## Begin

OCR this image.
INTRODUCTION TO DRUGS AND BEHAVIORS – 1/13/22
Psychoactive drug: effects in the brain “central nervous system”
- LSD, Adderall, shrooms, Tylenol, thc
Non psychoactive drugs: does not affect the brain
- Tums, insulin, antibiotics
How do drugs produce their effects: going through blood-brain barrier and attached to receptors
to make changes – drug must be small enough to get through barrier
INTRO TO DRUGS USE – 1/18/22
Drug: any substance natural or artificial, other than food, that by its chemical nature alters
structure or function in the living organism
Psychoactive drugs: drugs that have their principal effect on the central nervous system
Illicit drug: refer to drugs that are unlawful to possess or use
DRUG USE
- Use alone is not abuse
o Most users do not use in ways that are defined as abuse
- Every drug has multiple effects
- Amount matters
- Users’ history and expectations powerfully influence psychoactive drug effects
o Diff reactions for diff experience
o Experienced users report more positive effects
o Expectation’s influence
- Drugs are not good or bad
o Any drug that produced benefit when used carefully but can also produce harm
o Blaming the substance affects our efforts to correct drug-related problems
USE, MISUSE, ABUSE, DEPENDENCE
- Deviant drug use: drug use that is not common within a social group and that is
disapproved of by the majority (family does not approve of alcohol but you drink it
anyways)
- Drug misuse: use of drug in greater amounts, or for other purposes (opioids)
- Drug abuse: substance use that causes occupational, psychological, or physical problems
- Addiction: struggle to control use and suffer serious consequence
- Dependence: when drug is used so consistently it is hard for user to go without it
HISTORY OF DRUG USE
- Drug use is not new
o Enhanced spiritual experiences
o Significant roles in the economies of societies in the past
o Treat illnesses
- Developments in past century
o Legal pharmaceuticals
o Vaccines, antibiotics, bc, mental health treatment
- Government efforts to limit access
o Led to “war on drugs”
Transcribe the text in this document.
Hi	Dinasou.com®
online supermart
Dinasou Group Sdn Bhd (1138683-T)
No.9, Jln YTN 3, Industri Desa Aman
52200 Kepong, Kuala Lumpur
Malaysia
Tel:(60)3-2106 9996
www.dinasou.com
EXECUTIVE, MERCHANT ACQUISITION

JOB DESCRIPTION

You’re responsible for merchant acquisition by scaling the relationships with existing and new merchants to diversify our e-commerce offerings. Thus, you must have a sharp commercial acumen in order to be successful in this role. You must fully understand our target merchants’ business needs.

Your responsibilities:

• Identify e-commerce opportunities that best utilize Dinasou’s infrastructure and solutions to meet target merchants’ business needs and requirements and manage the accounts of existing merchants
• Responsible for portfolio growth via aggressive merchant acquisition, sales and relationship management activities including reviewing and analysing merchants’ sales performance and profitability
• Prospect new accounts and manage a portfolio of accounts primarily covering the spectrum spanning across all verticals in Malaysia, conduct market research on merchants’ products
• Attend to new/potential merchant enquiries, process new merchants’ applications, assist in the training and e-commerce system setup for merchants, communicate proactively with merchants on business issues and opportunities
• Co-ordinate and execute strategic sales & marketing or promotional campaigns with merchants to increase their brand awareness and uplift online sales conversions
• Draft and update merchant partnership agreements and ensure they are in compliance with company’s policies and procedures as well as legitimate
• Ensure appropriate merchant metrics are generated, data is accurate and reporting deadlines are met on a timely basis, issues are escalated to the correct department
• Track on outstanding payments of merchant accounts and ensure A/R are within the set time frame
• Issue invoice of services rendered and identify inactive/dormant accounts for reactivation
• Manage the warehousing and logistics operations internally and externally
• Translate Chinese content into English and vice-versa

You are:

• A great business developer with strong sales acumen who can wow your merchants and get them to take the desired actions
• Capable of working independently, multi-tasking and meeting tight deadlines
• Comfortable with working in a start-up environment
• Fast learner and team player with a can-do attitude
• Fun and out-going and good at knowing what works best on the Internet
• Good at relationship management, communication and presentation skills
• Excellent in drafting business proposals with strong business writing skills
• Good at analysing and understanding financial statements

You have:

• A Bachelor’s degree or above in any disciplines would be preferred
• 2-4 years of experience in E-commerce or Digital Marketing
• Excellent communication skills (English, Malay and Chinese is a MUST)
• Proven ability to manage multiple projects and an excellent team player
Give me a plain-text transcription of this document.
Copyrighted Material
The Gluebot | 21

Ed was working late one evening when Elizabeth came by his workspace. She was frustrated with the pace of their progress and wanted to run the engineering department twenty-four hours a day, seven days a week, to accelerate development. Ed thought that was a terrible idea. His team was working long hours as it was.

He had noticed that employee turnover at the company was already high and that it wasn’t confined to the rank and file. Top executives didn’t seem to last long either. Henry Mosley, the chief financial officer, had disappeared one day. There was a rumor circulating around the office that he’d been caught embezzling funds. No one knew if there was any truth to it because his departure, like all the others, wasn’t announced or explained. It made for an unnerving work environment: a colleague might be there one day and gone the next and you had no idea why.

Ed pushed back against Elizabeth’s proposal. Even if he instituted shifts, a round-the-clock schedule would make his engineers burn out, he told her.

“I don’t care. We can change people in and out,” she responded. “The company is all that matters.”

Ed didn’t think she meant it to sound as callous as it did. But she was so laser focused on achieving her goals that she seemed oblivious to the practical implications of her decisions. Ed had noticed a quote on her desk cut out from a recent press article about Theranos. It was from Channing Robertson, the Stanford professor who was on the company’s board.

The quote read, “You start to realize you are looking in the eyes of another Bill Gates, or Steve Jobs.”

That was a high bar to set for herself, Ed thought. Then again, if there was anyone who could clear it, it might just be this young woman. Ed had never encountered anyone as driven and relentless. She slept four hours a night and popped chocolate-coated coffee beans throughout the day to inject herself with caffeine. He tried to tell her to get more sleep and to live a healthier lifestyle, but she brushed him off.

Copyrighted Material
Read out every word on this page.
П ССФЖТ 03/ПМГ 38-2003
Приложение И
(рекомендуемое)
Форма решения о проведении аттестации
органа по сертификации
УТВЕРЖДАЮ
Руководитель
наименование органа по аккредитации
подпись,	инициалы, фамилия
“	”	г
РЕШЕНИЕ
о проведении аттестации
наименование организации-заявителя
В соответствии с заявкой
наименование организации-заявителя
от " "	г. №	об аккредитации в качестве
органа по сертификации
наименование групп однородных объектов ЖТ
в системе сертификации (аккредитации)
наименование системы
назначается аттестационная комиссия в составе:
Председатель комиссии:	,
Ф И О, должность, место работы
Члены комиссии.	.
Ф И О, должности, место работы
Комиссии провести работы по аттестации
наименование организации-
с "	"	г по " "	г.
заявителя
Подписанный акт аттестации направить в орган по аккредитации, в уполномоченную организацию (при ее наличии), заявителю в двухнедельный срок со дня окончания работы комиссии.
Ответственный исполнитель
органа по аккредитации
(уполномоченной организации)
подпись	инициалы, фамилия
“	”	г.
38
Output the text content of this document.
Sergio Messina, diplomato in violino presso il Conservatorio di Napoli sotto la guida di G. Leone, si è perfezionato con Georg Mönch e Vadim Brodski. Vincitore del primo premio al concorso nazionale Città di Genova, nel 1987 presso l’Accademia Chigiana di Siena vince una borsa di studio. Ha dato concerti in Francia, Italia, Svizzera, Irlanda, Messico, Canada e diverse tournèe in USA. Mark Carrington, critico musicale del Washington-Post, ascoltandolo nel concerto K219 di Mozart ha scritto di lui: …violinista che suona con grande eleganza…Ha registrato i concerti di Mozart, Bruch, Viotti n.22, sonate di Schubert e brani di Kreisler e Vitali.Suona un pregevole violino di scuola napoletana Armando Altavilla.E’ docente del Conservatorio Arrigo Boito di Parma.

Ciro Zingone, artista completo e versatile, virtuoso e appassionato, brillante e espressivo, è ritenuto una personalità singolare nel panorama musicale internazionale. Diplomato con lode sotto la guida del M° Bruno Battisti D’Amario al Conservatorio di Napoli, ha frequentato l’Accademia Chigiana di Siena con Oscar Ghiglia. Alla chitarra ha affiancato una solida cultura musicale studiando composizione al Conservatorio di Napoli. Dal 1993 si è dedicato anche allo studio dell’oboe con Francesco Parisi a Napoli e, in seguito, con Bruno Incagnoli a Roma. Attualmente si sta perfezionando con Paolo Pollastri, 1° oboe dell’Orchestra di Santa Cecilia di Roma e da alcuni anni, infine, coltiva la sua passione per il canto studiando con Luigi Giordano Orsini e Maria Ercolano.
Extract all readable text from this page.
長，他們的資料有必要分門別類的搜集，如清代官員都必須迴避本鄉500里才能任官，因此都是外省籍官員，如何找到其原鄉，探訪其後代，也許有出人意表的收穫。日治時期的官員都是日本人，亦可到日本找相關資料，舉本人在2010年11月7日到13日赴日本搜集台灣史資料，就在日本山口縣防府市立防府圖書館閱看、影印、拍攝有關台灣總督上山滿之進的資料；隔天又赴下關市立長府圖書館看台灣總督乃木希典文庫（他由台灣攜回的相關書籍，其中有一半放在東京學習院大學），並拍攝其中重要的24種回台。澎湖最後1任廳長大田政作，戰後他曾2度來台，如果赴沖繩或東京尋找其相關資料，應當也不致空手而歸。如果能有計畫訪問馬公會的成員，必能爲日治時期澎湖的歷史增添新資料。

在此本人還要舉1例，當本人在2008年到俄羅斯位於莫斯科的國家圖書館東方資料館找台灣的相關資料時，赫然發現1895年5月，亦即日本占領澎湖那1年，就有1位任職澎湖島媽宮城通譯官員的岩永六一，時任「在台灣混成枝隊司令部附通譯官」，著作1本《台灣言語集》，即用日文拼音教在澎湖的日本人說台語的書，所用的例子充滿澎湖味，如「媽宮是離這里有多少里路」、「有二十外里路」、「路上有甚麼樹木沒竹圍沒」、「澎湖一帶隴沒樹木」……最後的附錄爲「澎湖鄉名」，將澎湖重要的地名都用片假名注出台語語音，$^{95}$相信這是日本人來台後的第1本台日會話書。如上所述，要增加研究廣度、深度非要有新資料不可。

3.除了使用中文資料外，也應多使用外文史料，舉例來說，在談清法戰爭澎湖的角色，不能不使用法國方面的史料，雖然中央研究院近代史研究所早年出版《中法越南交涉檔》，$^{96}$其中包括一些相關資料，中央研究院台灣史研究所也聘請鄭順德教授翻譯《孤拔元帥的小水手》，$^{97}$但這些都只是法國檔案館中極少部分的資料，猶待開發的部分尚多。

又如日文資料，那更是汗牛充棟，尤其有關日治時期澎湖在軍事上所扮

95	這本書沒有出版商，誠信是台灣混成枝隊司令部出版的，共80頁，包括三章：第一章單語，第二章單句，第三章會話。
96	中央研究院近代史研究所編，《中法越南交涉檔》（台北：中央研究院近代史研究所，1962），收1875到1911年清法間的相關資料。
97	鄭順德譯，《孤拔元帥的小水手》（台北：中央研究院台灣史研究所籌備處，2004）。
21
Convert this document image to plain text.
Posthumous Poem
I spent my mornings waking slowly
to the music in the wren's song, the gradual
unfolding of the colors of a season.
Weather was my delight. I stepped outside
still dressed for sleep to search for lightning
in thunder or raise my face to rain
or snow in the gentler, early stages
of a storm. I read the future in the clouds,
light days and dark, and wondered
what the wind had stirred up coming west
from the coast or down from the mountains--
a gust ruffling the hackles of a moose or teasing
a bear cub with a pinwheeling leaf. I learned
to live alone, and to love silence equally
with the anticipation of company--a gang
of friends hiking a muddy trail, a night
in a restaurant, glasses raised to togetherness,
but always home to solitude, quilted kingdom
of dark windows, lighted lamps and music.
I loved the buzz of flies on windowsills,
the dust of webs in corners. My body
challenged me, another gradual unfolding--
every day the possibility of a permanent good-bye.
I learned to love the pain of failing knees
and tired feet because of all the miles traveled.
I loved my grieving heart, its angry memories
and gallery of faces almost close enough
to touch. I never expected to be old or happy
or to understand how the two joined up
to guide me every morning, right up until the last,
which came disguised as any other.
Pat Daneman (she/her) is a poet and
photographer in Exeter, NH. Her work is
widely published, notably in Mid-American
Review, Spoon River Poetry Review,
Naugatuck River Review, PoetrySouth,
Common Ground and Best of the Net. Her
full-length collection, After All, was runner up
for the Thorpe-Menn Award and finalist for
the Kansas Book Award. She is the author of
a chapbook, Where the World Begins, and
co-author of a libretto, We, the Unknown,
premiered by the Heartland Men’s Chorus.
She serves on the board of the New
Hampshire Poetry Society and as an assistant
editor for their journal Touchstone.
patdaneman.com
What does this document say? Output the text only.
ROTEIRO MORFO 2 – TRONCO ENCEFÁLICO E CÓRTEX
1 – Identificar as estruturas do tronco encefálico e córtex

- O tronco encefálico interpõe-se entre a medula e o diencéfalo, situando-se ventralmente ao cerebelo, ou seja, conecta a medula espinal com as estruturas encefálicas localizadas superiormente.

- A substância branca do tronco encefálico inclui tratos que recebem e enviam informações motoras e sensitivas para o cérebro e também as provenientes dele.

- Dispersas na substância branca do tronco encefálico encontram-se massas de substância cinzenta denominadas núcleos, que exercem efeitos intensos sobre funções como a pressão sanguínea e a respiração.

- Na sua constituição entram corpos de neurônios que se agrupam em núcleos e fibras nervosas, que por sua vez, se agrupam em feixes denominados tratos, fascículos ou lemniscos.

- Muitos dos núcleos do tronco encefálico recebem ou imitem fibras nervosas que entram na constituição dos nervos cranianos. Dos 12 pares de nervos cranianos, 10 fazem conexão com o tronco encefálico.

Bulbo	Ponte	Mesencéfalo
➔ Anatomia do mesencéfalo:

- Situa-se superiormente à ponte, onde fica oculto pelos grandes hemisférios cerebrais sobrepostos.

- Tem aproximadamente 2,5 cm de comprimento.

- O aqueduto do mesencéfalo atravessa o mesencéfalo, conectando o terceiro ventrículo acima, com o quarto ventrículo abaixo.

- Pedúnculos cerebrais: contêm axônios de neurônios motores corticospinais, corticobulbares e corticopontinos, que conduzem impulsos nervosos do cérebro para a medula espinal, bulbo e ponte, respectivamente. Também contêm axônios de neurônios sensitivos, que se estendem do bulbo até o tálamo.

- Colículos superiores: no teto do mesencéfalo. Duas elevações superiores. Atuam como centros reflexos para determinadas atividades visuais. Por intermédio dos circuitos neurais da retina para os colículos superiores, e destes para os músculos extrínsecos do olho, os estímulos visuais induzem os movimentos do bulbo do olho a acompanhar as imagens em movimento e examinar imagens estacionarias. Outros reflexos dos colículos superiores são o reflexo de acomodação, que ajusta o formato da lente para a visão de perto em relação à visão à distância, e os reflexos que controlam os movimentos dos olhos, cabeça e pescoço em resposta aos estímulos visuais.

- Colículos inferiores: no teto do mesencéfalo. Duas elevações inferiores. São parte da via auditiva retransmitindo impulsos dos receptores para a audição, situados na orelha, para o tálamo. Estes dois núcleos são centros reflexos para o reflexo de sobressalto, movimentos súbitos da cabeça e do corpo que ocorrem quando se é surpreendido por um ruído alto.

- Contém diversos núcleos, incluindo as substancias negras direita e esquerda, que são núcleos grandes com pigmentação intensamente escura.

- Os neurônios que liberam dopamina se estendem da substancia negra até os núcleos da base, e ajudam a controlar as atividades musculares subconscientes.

## End

* WORK TO COMPLETE
Work out how many lines in the records above contain the word "Malaysia", and reply with that number alone.

* FINISHED EXERCISE
2